Records shown:

....

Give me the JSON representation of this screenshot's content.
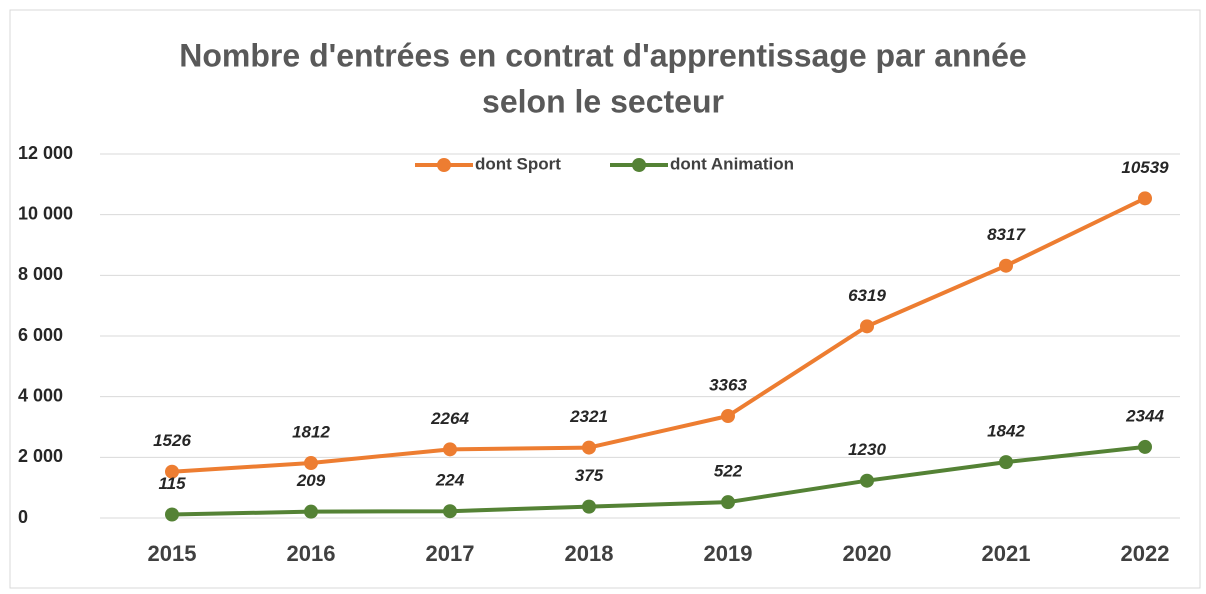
{
  "chart_data": {
    "type": "line",
    "title": [
      "Nombre d'entrées en contrat d'apprentissage par année",
      "selon le secteur"
    ],
    "categories": [
      "2015",
      "2016",
      "2017",
      "2018",
      "2019",
      "2020",
      "2021",
      "2022"
    ],
    "series": [
      {
        "name": "dont Sport",
        "color": "#ed7d31",
        "values": [
          1526,
          1812,
          2264,
          2321,
          3363,
          6319,
          8317,
          10539
        ]
      },
      {
        "name": "dont Animation",
        "color": "#548235",
        "values": [
          115,
          209,
          224,
          375,
          522,
          1230,
          1842,
          2344
        ]
      }
    ],
    "ylim": [
      0,
      12000
    ],
    "yticks": [
      0,
      {
        "value": 2000,
        "label": "2 000"
      },
      {
        "value": 4000,
        "label": "4 000"
      },
      {
        "value": 6000,
        "label": "6 000"
      },
      {
        "value": 8000,
        "label": "8 000"
      },
      {
        "value": 10000,
        "label": "10 000"
      },
      {
        "value": 12000,
        "label": "12 000"
      }
    ],
    "grid": true,
    "legend": "top"
  }
}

....

Exercise task:
Every entry should be returned exactly as written, minus the pictures.

Exercise answer:
Give me the JSON representation of this screenshot's content.
{
  "chart_data": {
    "type": "line",
    "title": [
      "Nombre d'entrées en contrat d'apprentissage par année",
      "selon le secteur"
    ],
    "categories": [
      "2015",
      "2016",
      "2017",
      "2018",
      "2019",
      "2020",
      "2021",
      "2022"
    ],
    "series": [
      {
        "name": "dont Sport",
        "color": "#ed7d31",
        "values": [
          1526,
          1812,
          2264,
          2321,
          3363,
          6319,
          8317,
          10539
        ]
      },
      {
        "name": "dont Animation",
        "color": "#548235",
        "values": [
          115,
          209,
          224,
          375,
          522,
          1230,
          1842,
          2344
        ]
      }
    ],
    "ylim": [
      0,
      12000
    ],
    "yticks": [
      0,
      {
        "value": 2000,
        "label": "2 000"
      },
      {
        "value": 4000,
        "label": "4 000"
      },
      {
        "value": 6000,
        "label": "6 000"
      },
      {
        "value": 8000,
        "label": "8 000"
      },
      {
        "value": 10000,
        "label": "10 000"
      },
      {
        "value": 12000,
        "label": "12 000"
      }
    ],
    "grid": true,
    "legend": "top"
  }
}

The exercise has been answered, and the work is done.